RECORDS FOR THIS EXERCISE:
◆ ◆ ◆ ◆

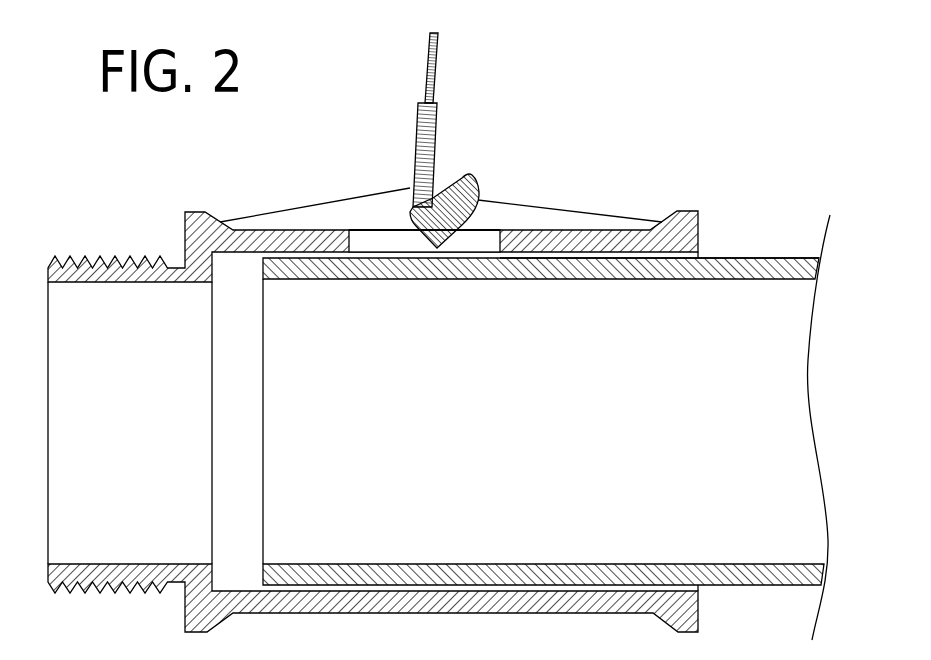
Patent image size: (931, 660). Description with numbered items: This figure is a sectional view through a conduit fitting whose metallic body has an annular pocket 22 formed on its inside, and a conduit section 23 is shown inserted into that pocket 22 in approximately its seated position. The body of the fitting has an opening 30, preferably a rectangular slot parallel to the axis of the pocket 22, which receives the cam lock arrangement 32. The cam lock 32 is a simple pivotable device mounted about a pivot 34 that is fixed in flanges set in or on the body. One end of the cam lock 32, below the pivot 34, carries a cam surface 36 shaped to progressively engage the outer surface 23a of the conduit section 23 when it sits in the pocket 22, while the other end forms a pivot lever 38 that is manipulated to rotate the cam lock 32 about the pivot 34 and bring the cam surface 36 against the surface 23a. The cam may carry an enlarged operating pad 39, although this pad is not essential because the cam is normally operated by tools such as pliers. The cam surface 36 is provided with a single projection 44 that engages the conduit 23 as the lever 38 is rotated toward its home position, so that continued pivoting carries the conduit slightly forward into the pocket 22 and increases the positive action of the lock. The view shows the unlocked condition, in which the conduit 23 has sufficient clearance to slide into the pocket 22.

The annular pocket 22 is at (236, 280).
The conduit section 23 is at (780, 260).
The outer surface of conduit section 23a is at (733, 258).
The opening 30 is at (368, 242).
The cam lock arrangement 32 is at (459, 137).
The pivot 34 is at (408, 210).
The cam surface 36 is at (477, 187).
The pivot lever 38 is at (416, 146).
The operating pad 39 is at (428, 37).
The projection 44 is at (482, 222).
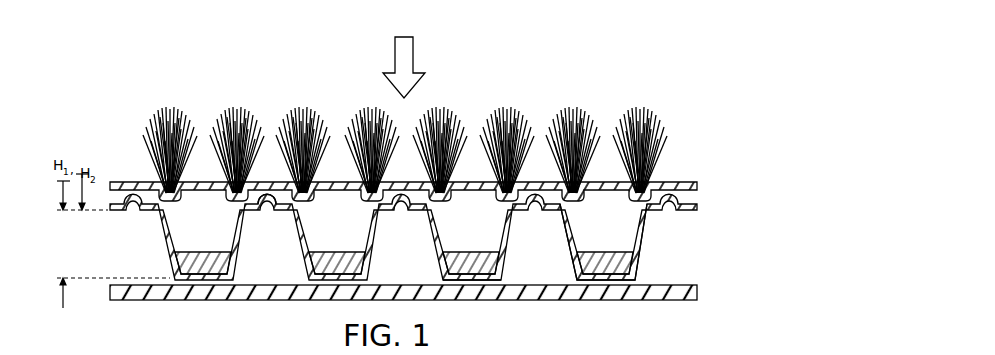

◆ ◆ ◆ ◆

Convert all the lines above into a JSON list of strings, one string per line, omitting blank lines and leaving out the pictures.

REPLY:
[
  "Patent image size: (931, 660). Description with numbered items: This figure is a sectional view through a conduit fitting whose metallic body has an annular pocket 22 formed on its inside, and a conduit section 23 is shown inserted into that pocket 22 in approximately its seated position. The body of the fitting has an opening 30, preferably a rectangular slot parallel to the axis of the pocket 22, which receives the cam lock arrangement 32. The cam lock 32 is a simple pivotable device mounted about a pivot 34 that is fixed in flanges set in or on the body. One end of the cam lock 32, below the pivot 34, carries a cam surface 36 shaped to progressively engage the outer surface 23a of the conduit section 23 when it sits in the pocket 22, while the other end forms a pivot lever 38 that is manipulated to rotate the cam lock 32 about the pivot 34 and bring the cam surface 36 against the surface 23a. The cam may carry an enlarged operating pad 39, although this pad is not essential because the cam is normally operated by tools such as pliers. The cam surface 36 is provided with a single projection 44 that engages the conduit 23 as the lever 38 is rotated toward its home position, so that continued pivoting carries the conduit slightly forward into the pocket 22 and increases the positive action of the lock. The view shows the unlocked condition, in which the conduit 23 has sufficient clearance to slide into the pocket 22.",
  "The annular pocket 22 is at (236, 280).",
  "The conduit section 23 is at (780, 260).",
  "The outer surface of conduit section 23a is at (733, 258).",
  "The opening 30 is at (368, 242).",
  "The cam lock arrangement 32 is at (459, 137).",
  "The pivot 34 is at (408, 210).",
  "The cam surface 36 is at (477, 187).",
  "The pivot lever 38 is at (416, 146).",
  "The operating pad 39 is at (428, 37).",
  "The projection 44 is at (482, 222)."
]